WRITTEN EXERCISE:
All lines holding the string "подписи" are to be shown.

# START OF MATERIAL SHOWN

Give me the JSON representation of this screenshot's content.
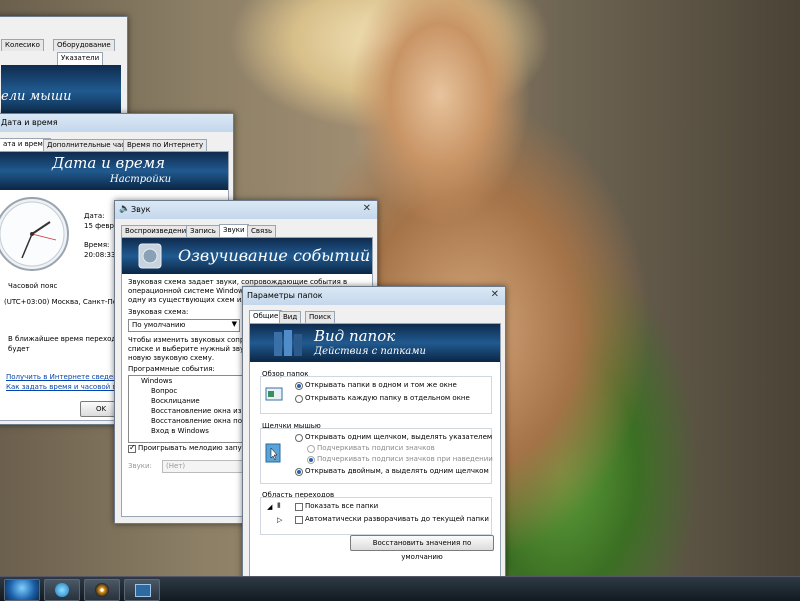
{
  "mouse_win": {
    "tabs": [
      "Колесико",
      "Оборудование"
    ],
    "subtab": "Указатели",
    "banner": "ели мыши"
  },
  "datetime_win": {
    "title": "Дата и время",
    "tabs": [
      "ата и время",
      "Дополнительные часы",
      "Время по Интернету"
    ],
    "banner_title": "Дата и время",
    "banner_sub": "Настройки",
    "date_label": "Дата:",
    "date_value": "15 февраля",
    "time_label": "Время:",
    "time_value": "20:08:33",
    "tz_label": "Часовой пояс",
    "tz_value": "(UTC+03:00) Москва, Санкт-Петерб",
    "dst_text1": "В ближайшее время перехода на л",
    "dst_text2": "будет",
    "link1": "Получить в Интернете сведения о",
    "link2": "Как задать время и часовой пояс?",
    "ok": "OK"
  },
  "sound_win": {
    "title": "Звук",
    "tabs": [
      "Воспроизведение",
      "Запись",
      "Звуки",
      "Связь"
    ],
    "banner": "Озвучивание событий",
    "desc1": "Звуковая схема задает звуки, сопровождающие события в",
    "desc2": "операционной системе Windows или программах. Выберите",
    "desc3": "одну из существующих схем или с",
    "scheme_label": "Звуковая схема:",
    "scheme_value": "По умолчанию",
    "help1": "Чтобы изменить звуковых сопрово",
    "help2": "списке и выберите нужный звук. ",
    "help3": "новую звуковую схему.",
    "events_label": "Программные события:",
    "events": [
      "Windows",
      "Вопрос",
      "Восклицание",
      "Восстановление окна из",
      "Восстановление окна по",
      "Вход в Windows"
    ],
    "play_startup": "Проигрывать мелодию запуск",
    "sounds_label": "Звуки:",
    "sounds_value": "(Нет)"
  },
  "folder_win": {
    "title": "Параметры папок",
    "tabs": [
      "Общие",
      "Вид",
      "Поиск"
    ],
    "banner_title": "Вид папок",
    "banner_sub": "Действия с папками",
    "group1_title": "Обзор папок",
    "g1_opt1": "Открывать папки в одном и том же окне",
    "g1_opt2": "Открывать каждую папку в отдельном окне",
    "group2_title": "Щелчки мышью",
    "g2_opt1": "Открывать одним щелчком, выделять указателем",
    "g2_sub1": "Подчеркивать подписи значков",
    "g2_sub2": "Подчеркивать подписи значков при наведении",
    "g2_opt2": "Открывать двойным, а выделять одним щелчком",
    "group3_title": "Область переходов",
    "g3_opt1": "Показать все папки",
    "g3_opt2": "Автоматически разворачивать до текущей папки",
    "restore": "Восстановить значения по умолчанию"
  },
  "taskbar": {
    "items": [
      "start-orb",
      "ie-icon",
      "media-player-icon",
      "explorer-icon"
    ]
  }
}
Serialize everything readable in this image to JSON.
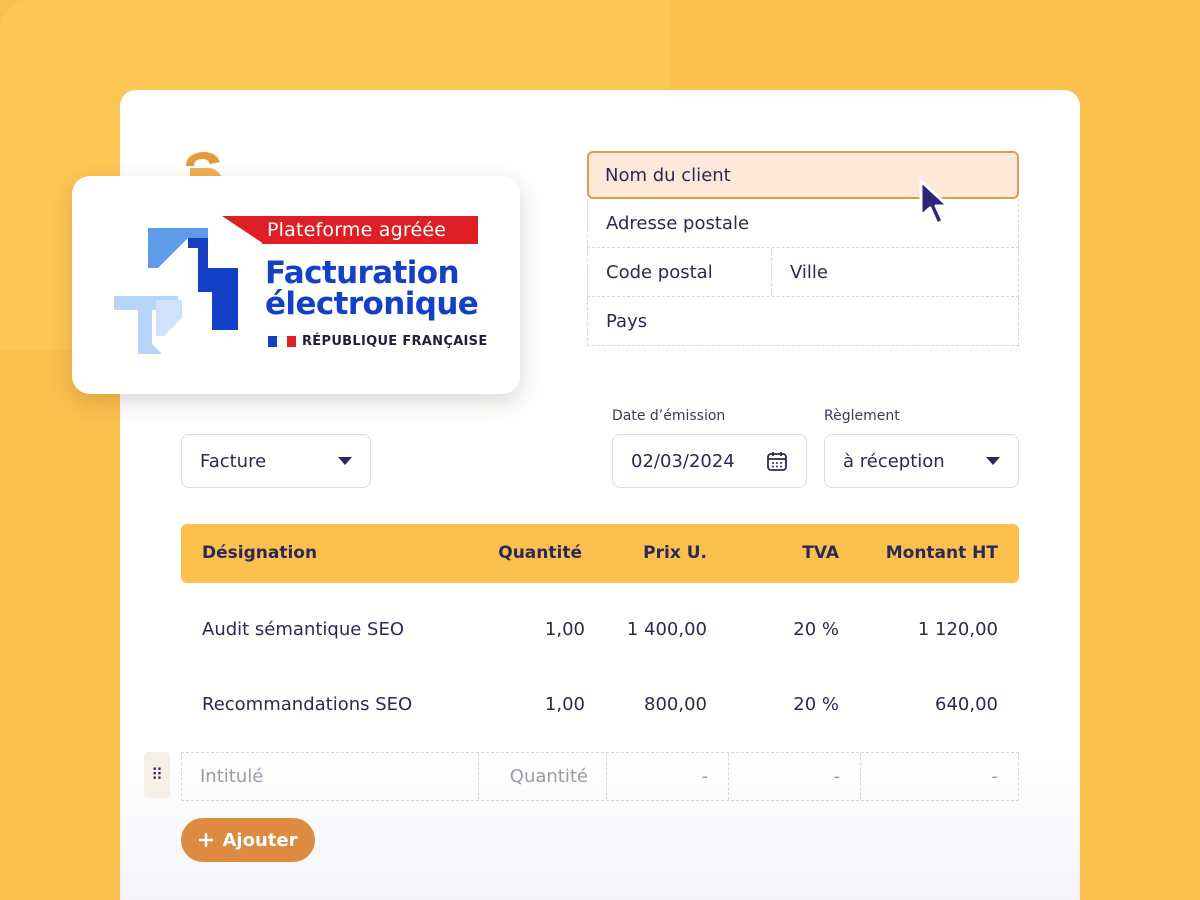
{
  "badge": {
    "ribbon": "Plateforme agréée",
    "title_line1": "Facturation",
    "title_line2": "électronique",
    "republic": "RÉPUBLIQUE FRANÇAISE",
    "colors": {
      "red": "#de1f26",
      "blue": "#1440c8",
      "light_blue": "#7fb1ef"
    }
  },
  "client": {
    "name_placeholder": "Nom du client",
    "address_placeholder": "Adresse postale",
    "postal_code_placeholder": "Code postal",
    "city_placeholder": "Ville",
    "country_placeholder": "Pays"
  },
  "document": {
    "type_value": "Facture",
    "date_label": "Date d’émission",
    "date_value": "02/03/2024",
    "payment_label": "Règlement",
    "payment_value": "à réception"
  },
  "table": {
    "headers": [
      "Désignation",
      "Quantité",
      "Prix U.",
      "TVA",
      "Montant HT"
    ],
    "rows": [
      {
        "designation": "Audit sémantique SEO",
        "quantity": "1,00",
        "unit_price": "1 400,00",
        "vat": "20 %",
        "amount": "1 120,00"
      },
      {
        "designation": "Recommandations SEO",
        "quantity": "1,00",
        "unit_price": "800,00",
        "vat": "20 %",
        "amount": "640,00"
      }
    ],
    "new_row": {
      "label_placeholder": "Intitulé",
      "quantity_placeholder": "Quantité",
      "unit_price": "-",
      "vat": "-",
      "amount": "-"
    }
  },
  "add_button": {
    "label": "Ajouter",
    "icon": "plus-icon"
  },
  "colors": {
    "background": "#fcc04e",
    "header": "#fcc04e",
    "accent": "#dd8b42",
    "text": "#2b2a55",
    "active_field_bg": "#fce9da"
  }
}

# END OF MATERIAL SHOWN

OUTPUT FOR THIS EXERCISE:
    "g2_sub1": "Подчеркивать подписи значков",
    "g2_sub2": "Подчеркивать подписи значков при наведении",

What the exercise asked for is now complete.